### EXERCISE DIRECTIONS
Sort through the entries below and pull out lines containing the word "determine".

[Saved entries]
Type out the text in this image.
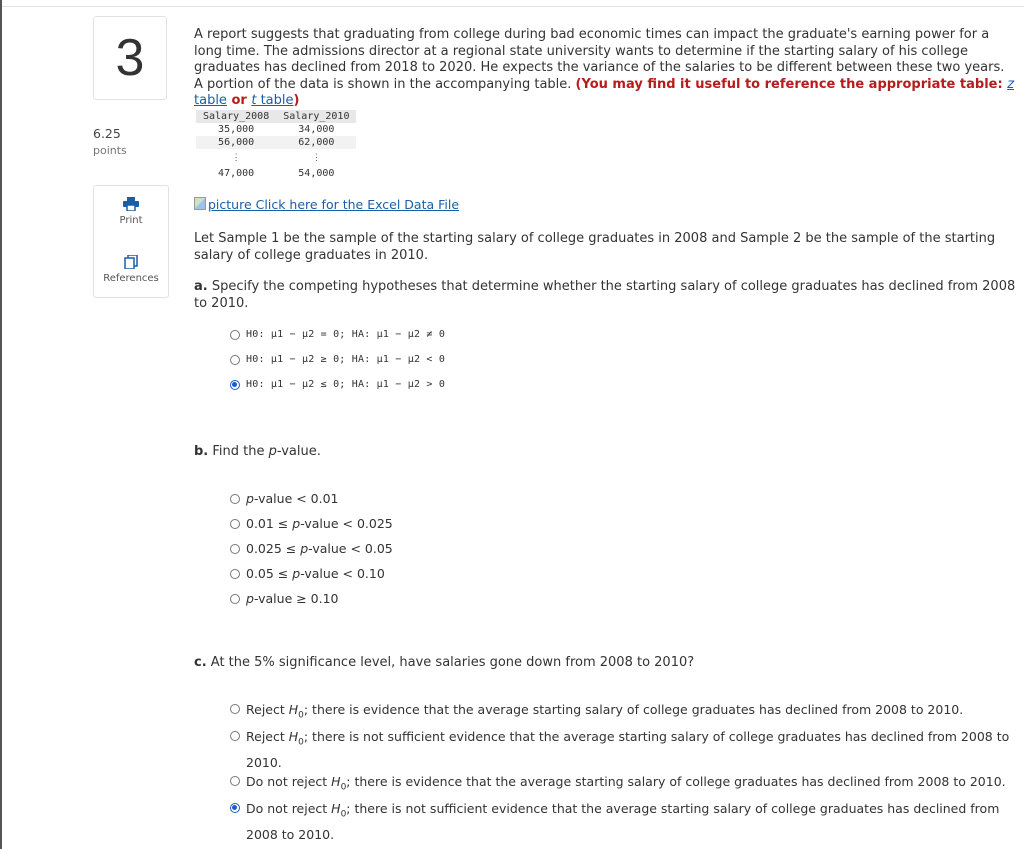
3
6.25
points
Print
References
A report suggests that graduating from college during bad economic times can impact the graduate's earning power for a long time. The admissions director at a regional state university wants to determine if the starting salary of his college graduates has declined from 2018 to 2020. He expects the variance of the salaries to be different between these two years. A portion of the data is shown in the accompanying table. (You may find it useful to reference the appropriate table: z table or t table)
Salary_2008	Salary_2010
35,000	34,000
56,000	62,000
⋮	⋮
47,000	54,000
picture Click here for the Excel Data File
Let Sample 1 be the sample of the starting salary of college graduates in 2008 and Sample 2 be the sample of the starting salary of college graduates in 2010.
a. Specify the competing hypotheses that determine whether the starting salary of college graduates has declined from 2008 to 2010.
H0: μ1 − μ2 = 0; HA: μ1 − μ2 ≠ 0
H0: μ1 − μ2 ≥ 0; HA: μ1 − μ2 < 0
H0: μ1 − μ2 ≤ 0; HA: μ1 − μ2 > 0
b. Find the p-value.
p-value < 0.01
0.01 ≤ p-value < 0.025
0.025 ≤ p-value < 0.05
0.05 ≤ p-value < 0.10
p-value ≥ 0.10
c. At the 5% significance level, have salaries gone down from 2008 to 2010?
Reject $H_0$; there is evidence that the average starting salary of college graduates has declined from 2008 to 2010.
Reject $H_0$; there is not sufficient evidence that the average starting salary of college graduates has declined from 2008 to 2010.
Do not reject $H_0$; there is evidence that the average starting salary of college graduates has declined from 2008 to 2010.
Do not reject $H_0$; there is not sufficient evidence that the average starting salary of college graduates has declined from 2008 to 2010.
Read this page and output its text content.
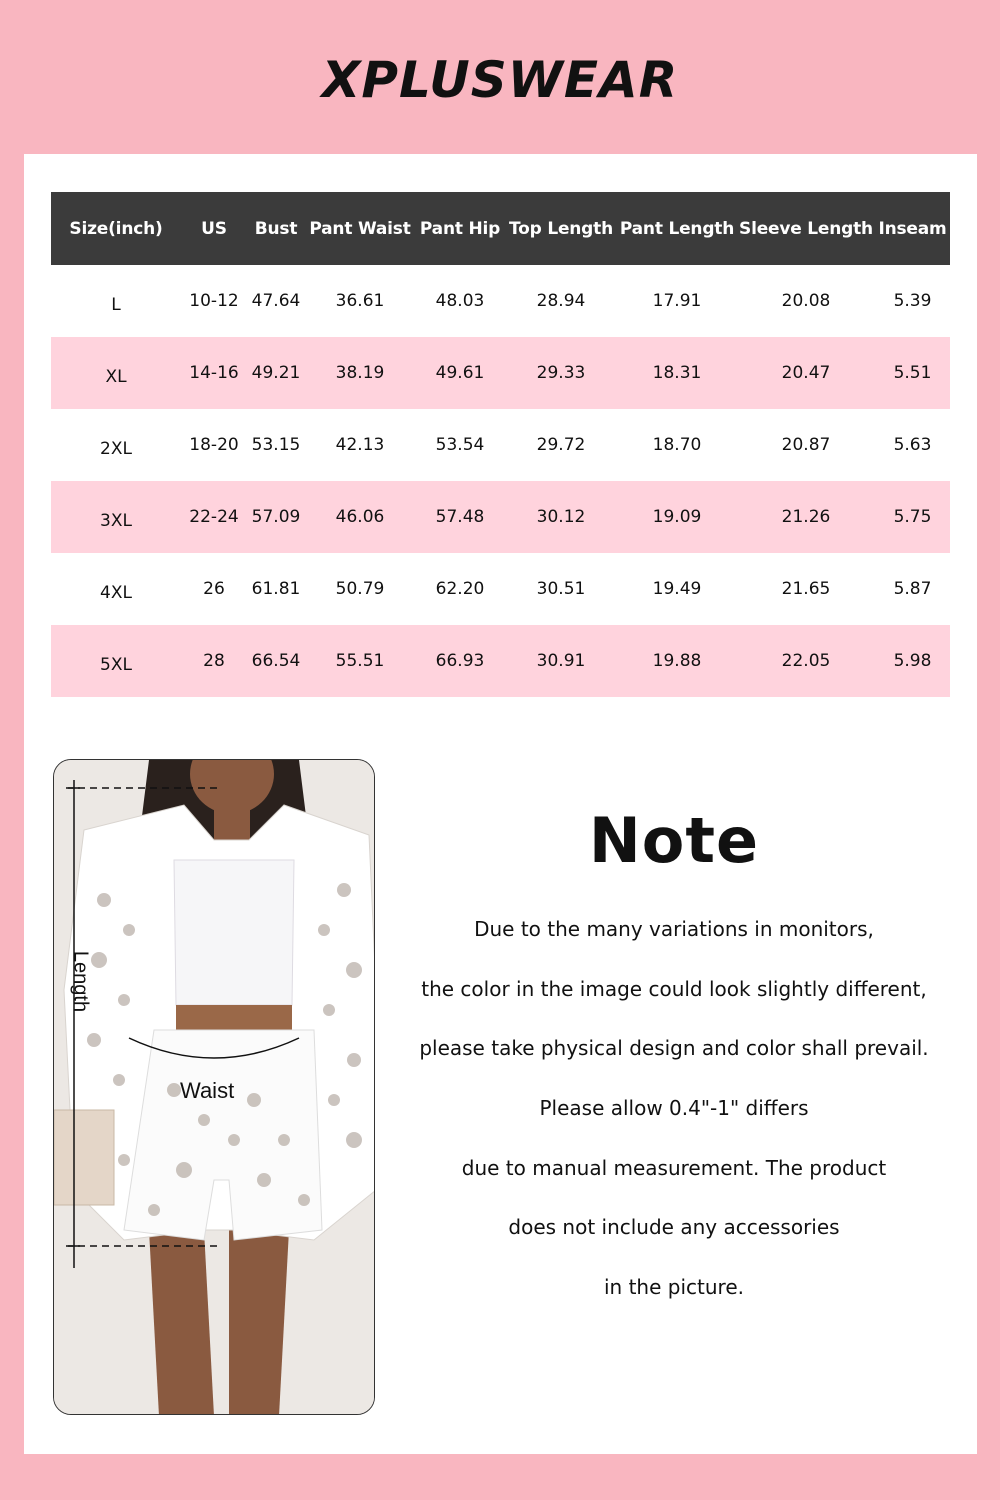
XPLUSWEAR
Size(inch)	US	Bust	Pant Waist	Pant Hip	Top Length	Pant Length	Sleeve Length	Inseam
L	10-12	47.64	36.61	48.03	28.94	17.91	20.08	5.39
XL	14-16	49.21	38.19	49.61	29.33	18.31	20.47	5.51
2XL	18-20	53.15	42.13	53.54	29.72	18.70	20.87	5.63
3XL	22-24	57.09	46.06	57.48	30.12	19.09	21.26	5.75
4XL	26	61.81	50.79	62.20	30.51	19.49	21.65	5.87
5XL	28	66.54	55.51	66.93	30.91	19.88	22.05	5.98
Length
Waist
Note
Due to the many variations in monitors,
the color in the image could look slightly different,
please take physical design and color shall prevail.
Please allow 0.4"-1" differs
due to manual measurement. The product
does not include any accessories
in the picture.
==
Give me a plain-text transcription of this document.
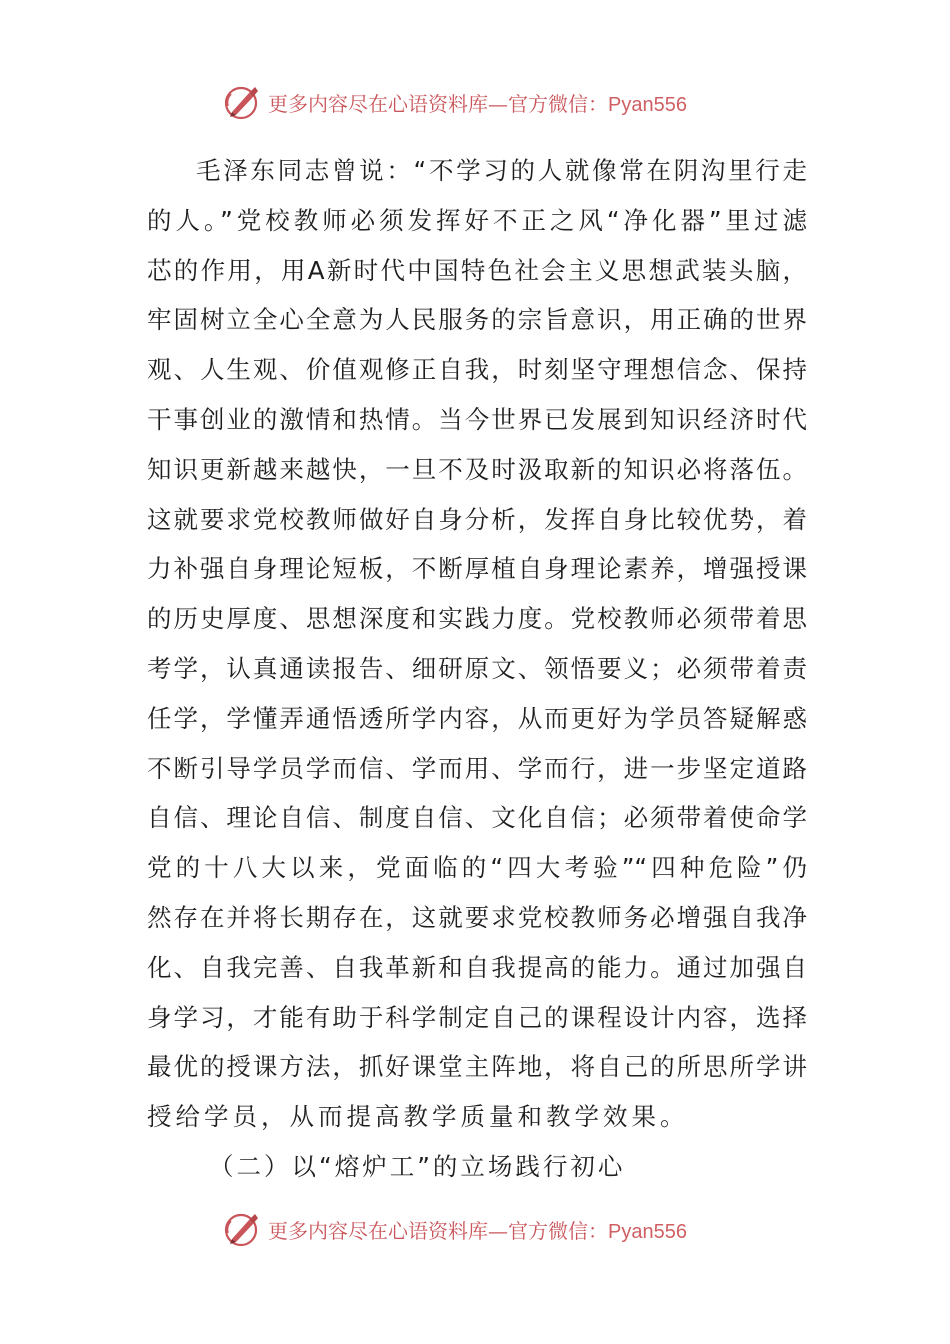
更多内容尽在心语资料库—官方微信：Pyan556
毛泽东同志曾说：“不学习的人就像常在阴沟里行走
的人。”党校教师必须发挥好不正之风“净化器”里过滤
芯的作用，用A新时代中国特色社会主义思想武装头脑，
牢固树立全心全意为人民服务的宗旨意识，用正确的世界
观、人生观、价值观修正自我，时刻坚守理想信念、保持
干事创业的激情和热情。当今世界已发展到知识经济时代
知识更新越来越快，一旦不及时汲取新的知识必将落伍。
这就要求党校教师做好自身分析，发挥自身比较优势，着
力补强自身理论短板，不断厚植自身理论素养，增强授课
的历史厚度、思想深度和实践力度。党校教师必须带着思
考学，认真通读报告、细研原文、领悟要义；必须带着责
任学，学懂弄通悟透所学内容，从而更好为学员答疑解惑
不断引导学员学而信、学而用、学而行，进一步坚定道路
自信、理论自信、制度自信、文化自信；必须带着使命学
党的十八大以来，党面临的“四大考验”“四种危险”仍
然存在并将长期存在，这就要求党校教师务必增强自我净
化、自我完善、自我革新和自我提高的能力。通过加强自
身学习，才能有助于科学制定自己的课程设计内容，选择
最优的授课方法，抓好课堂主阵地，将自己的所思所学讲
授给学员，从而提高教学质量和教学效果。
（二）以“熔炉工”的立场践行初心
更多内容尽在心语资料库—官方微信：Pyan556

### THE REPLY
A report suggests that graduating from college during bad economic times can impact the graduate's earning power for a long time. The admissions director at a regional state university wants to determine if the starting salary of his college graduates has declined from 2018 to 2020. He expects the variance of the salaries to be different between these two years. A portion of the data is shown in the accompanying table. (You may find it useful to reference the appropriate table: z table or t table)
a. Specify the competing hypotheses that determine whether the starting salary of college graduates has declined from 2008 to 2010.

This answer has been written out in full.